* The problem: Transcribe all records exactly.

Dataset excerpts
-----

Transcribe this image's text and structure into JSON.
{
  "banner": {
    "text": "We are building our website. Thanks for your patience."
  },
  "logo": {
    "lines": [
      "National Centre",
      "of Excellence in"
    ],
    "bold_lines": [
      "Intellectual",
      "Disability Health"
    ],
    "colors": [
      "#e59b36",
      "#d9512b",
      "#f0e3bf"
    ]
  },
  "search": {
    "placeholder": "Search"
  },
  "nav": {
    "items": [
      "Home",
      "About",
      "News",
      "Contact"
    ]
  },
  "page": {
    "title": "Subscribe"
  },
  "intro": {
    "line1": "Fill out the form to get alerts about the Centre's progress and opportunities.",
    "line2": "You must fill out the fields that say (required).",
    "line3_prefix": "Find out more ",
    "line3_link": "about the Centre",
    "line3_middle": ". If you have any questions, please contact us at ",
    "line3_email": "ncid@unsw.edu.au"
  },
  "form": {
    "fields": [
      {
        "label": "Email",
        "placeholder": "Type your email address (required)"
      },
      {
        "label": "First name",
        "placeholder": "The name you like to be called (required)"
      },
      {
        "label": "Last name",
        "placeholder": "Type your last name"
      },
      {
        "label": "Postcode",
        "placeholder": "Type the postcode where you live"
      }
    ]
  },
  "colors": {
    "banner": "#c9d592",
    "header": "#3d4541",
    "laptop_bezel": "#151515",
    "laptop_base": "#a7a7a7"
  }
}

-----

* Solution for this exercise:
Transcribe this image's text and structure into JSON.
{
  "banner": {
    "text": "We are building our website. Thanks for your patience."
  },
  "logo": {
    "lines": [
      "National Centre",
      "of Excellence in"
    ],
    "bold_lines": [
      "Intellectual",
      "Disability Health"
    ],
    "colors": [
      "#e59b36",
      "#d9512b",
      "#f0e3bf"
    ]
  },
  "search": {
    "placeholder": "Search"
  },
  "nav": {
    "items": [
      "Home",
      "About",
      "News",
      "Contact"
    ]
  },
  "page": {
    "title": "Subscribe"
  },
  "intro": {
    "line1": "Fill out the form to get alerts about the Centre's progress and opportunities.",
    "line2": "You must fill out the fields that say (required).",
    "line3_prefix": "Find out more ",
    "line3_link": "about the Centre",
    "line3_middle": ". If you have any questions, please contact us at ",
    "line3_email": "ncid@unsw.edu.au"
  },
  "form": {
    "fields": [
      {
        "label": "Email",
        "placeholder": "Type your email address (required)"
      },
      {
        "label": "First name",
        "placeholder": "The name you like to be called (required)"
      },
      {
        "label": "Last name",
        "placeholder": "Type your last name"
      },
      {
        "label": "Postcode",
        "placeholder": "Type the postcode where you live"
      }
    ]
  },
  "colors": {
    "banner": "#c9d592",
    "header": "#3d4541",
    "laptop_bezel": "#151515",
    "laptop_base": "#a7a7a7"
  }
}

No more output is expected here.